## Text shown
*** Begin section ***

Oxycodone is metabolised primarily via the CYP3A4 pathways and partly via the CYP2D6 pathway (see section 5.2). The activities of these metabolic pathways may be inhibited or induced by various co-administered drugs or dietary elements. Targin doses may need to be adjusted accordingly.
CYP3A4 inhibitors, such as macrolide antibiotics (e.g. clarithromycin, erythromycin, telithromycin), azole-antifungal agents (e.g. ketoconazole, voriconazole, itraconazole, posaconazole), protease inhibitors (e.g. ritonavir, indinavir, nelfinavir, saquinavir), cimetidine and grapefruit juice may cause decreased clearance of oxycodone which could lead to an increase in oxycodone plasma concentrations. A reduction in the dose of these tablets and subsequent re-titration may be necessary.
CYP3A4 inducers, such as rifampicin, carbamazepine, phenytoin and St. John’s Wort, may induce the metabolism of oxycodone and cause increased clearance of the drug, resulting in a decrease in oxycodone plasma concentrations. Caution is advised, and further titration may be necessary to reach an adequate level of pain control.
Theoretically,medicinal products that inhibit CYP2D6 activity, such as paroxetine, fluoxetine and quinidine, may cause decreased clearance of oxycodone which could lead to an increase in oxycodone plasma concentrations. Concomitant administration with CYP2D6 inhibitors had an insignificant effect on the elimination of oxycodone and also had no influence on the pharmacodynamic effects of oxycodone.
In vitro metabolism studies indicate that no clinically relevant interactions are to be expected between oxycodone and naloxone. The likelihood of clinically relevant interactions between paracetamol, acetylsalicylic acid or naltrexone and the combination of oxycodone and naloxone in therapeutic concentrations is minimal.
There are no data from the use of Targin in pregnant women and during childbirth. Limited data on the use of oxycodone during pregnancy in humans reveal no evidence of an increased risk of congenital abnormalities. For naloxone, insufficient clinical data on exposed pregnancies are available. However, systemic exposure of the women to naloxone after use of these tablets is relatively low (see section 5.2). Both oxycodone and naloxone pass into the placenta. Animal studies have not been performed with oxycodone and naloxone in combination (see section 5.3). Animal studies with oxycodone or naloxone administered as single drugs have not revealed any teratogenic or embryotoxic effects.

*** End section ***

[Bounding box prediction data]
*** Begin section ***

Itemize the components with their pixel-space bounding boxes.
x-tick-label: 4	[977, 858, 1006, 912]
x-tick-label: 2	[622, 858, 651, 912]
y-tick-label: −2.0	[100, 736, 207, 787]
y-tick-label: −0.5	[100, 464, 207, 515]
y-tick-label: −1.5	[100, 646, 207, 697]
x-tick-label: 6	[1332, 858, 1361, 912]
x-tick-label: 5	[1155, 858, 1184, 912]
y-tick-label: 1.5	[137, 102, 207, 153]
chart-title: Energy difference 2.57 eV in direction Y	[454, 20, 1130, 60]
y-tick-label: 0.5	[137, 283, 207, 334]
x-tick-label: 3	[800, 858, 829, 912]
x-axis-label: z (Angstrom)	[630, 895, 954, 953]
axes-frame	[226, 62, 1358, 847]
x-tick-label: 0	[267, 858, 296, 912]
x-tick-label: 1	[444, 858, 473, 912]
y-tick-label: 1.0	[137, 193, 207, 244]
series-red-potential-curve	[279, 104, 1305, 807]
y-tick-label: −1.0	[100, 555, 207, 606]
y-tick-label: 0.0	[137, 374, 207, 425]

*** End section ***

## Tasks to complete
a: Name every CYP3A4 inducer given as an example in the Targin text.
b: Copy everything in the Targin text from "CYP3A4 inhibitors, such" down to "of pain control.".

## Solved problems
a: Rifampicin, carbamazepine, phenytoin, St. John's Wort

b:
CYP3A4 inhibitors, such as macrolide antibiotics (e.g. clarithromycin, erythromycin, telithromycin), azole-antifungal agents (e.g. ketoconazole, voriconazole, itraconazole, posaconazole), protease inhibitors (e.g. ritonavir, indinavir, nelfinavir, saquinavir), cimetidine and grapefruit juice may cause decreased clearance of oxycodone which could lead to an increase in oxycodone plasma concentrations. A reduction in the dose of these tablets and subsequent re-titration may be necessary.
CYP3A4 inducers, such as rifampicin, carbamazepine, phenytoin and St. John’s Wort, may induce the metabolism of oxycodone and cause increased clearance of the drug, resulting in a decrease in oxycodone plasma concentrations. Caution is advised, and further titration may be necessary to reach an adequate level of pain control.